> [Testo fornito]:
Astenersi perditempo (e tremebondi)



Alessandro Risso    8 Febbraio 2019       5

Dopo la sbornia di buona Politica dovuta all’immersione nel pensiero sturziano e nell’attualità del Popolarismo, torniamo al presente per capire le possibilità di dar vita ad una nuova stagione dei “liberi e forti”. Ovviamente non ci riferiamo a Berlusconi che, dopo essersi definito anni fa il nuovo De Gasperi, ha appena “bestemmiato” di voler fare come Sturzo cento anni fa... E neppure ai Cesa e  Rotondi che si riciclano nuovamente nel calderone di centrodestra: dopo tutto i clerico-conservatori si muovono come hanno sempre fatto. Almeno hanno il merito di mettere a nudo l’irrealistica prospettiva di un partito unitario dei cattolici, che pochi sognatori ancora vagheggiano.

Nel campo dei “sinceramente democratici” – per dirla con don Sturzo –, tra coloro che continuano a considerare la politica un impegno per il “bene comune” e “una delle forme più preziose della carità (Evangelii Gaudium)”, si coglie un reale fermento. Tante buone intenzioni e qualche iniziativa, in cui si notano però alcune debolezze.

> [Dati forniti]:
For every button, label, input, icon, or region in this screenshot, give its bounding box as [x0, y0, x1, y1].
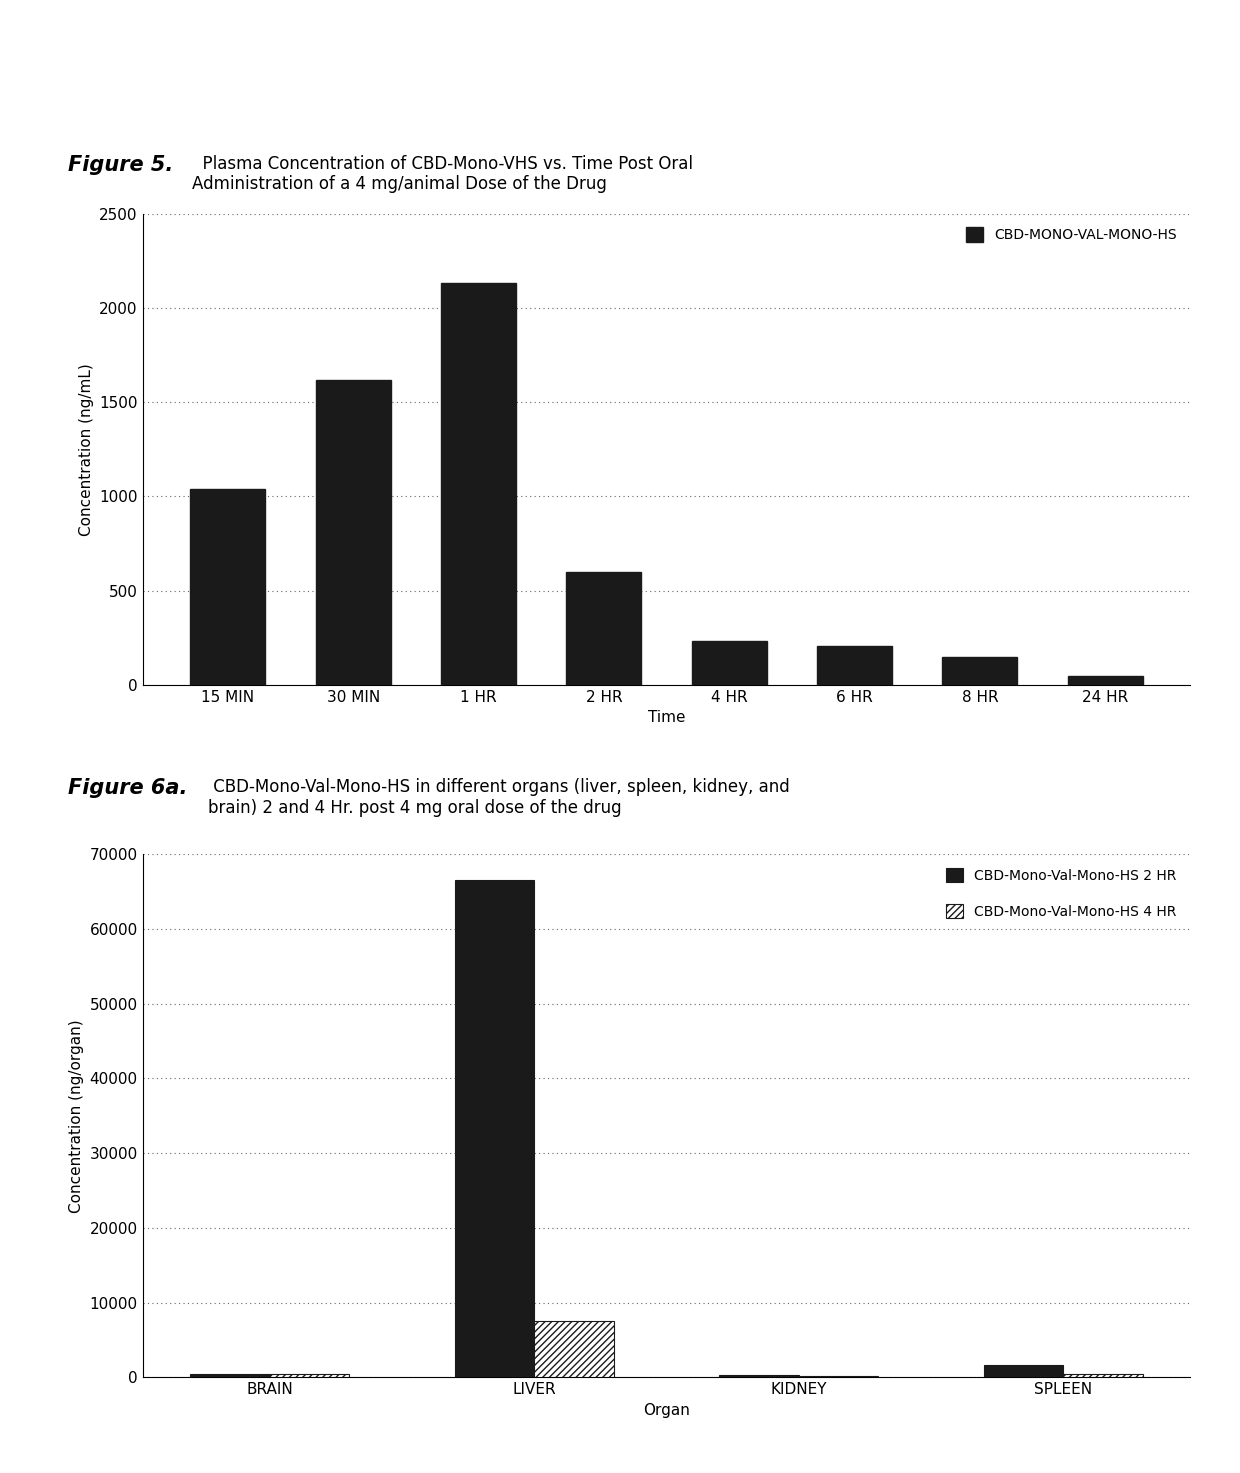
Text: Figure 6a.: Figure 6a. [68, 778, 187, 798]
Legend: CBD-MONO-VAL-MONO-HS: CBD-MONO-VAL-MONO-HS [960, 221, 1183, 249]
Bar [455, 881, 534, 1377]
Bar [315, 380, 391, 685]
Text: CBD-Mono-Val-Mono-HS in different organs (liver, spleen, kidney, and
brain) 2 an: CBD-Mono-Val-Mono-HS in different organs… [208, 778, 790, 816]
Legend: CBD-Mono-Val-Mono-HS 2 HR, CBD-Mono-Val-Mono-HS 4 HR: CBD-Mono-Val-Mono-HS 2 HR, CBD-Mono-Val-… [940, 862, 1183, 925]
Bar [799, 1376, 878, 1377]
Text: Plasma Concentration of CBD-Mono-VHS vs. Time Post Oral
Administration of a 4 mg: Plasma Concentration of CBD-Mono-VHS vs.… [192, 155, 693, 193]
Bar [942, 657, 1018, 685]
X-axis label: Organ: Organ [644, 1402, 689, 1417]
Bar [441, 283, 516, 685]
Bar [692, 641, 766, 685]
Bar [719, 1374, 799, 1377]
Bar [985, 1364, 1064, 1377]
Y-axis label: Concentration (ng/mL): Concentration (ng/mL) [78, 362, 94, 536]
Bar [190, 489, 265, 685]
Text: Figure 5.: Figure 5. [68, 155, 174, 175]
Bar [567, 572, 641, 685]
Bar [534, 1321, 614, 1377]
X-axis label: Time: Time [647, 710, 686, 725]
Bar [1068, 676, 1143, 685]
Bar [190, 1373, 269, 1377]
Bar [269, 1374, 348, 1377]
Bar [817, 647, 892, 685]
Bar [1064, 1374, 1143, 1377]
Y-axis label: Concentration (ng/organ): Concentration (ng/organ) [69, 1019, 84, 1212]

> [Compiti da svolgere]:
• a. Rispondi alle seguenti domande sull'articolo sul Popolarismo:
(i) Chi, anni fa, si era definito il nuovo De Gasperi?
(ii) Quale documento è indicato tra parentesi accanto alla definizione della politica come "una delle forme più preziose della carità"?
(iii) Quale prospettiva, secondo l'articolo, viene messa a nudo dal comportamento di Cesa e Rotondi?
• b. Prosegui l'articolo sul Popolarismo a partire dall'ultima frase riportata.
Per svolgere i compiti non occorre consultare i dati.

> [Risposte ai compiti]:
• a.
(i) Berlusconi.
(ii) L'Evangelii Gaudium.
(iii) L'irrealistica prospettiva di un partito unitario dei cattolici.

• b.
Prima di tutto va detto che non tutti hanno fatto tesoro dell’insegnamento sturziano della laicità. “Sin dall’inizio abbiamo escluso che la nostra insegna politica fosse la religione e abbiamo voluto chiaramente metterci sul terreno specifico di un partito che ha per oggetto diretto la vita pubblica della nazione” scandì il fondatore nella sua relazione al Congresso di Bologna. Non può esistere un “partito dei cattolici”, neppure “un partito di cattolici”. Parliamo di un partito che fa riferimento a valori morali, universali, costituzionali, che non sono patrimonio dei soli cattolici. Non a caso Sturzo si rivolse “ai liberi e forti”, forti perché “moralmente liberi”. Pensiamo a un partito/ movimento/ rete che si caratterizza per un programma, come fu il PPI nel 1919. Dalle proposte programmatiche si potrà anche evincere che si tratta di un partito “cristianamente ispirato”. Ma non da etichette e insegne che nel passato hanno caratterizzato più i clerico-conservatori, e persino gli “atei devoti”, rispetto ai cattolici democratici.

Sia chiaro, è positivo che autorevoli uomini di Chiesa sostengano le ragioni di un nuovo impegno politico del laicato cattolico, specie dopo la lunga stagione del disimpegno e del neo-gentilonismo, che ha tolto linfa e a volte persino isolato coloro che nelle autonomie locali e nelle istituzioni hanno cercato di mantenere un impegno “socialmente evoluto” per il bene comune. I vescovi non possono però sostituirsi ai laici. La gerarchia, più di quanto ha detto e ribadito – pensiamo alle esortazioni del presidente CEI cardinal Bassetti – non può fare. Sono i laici a dover giocare la partita.

E qui, sinora, ha prevalso una prudenza forse eccessiva.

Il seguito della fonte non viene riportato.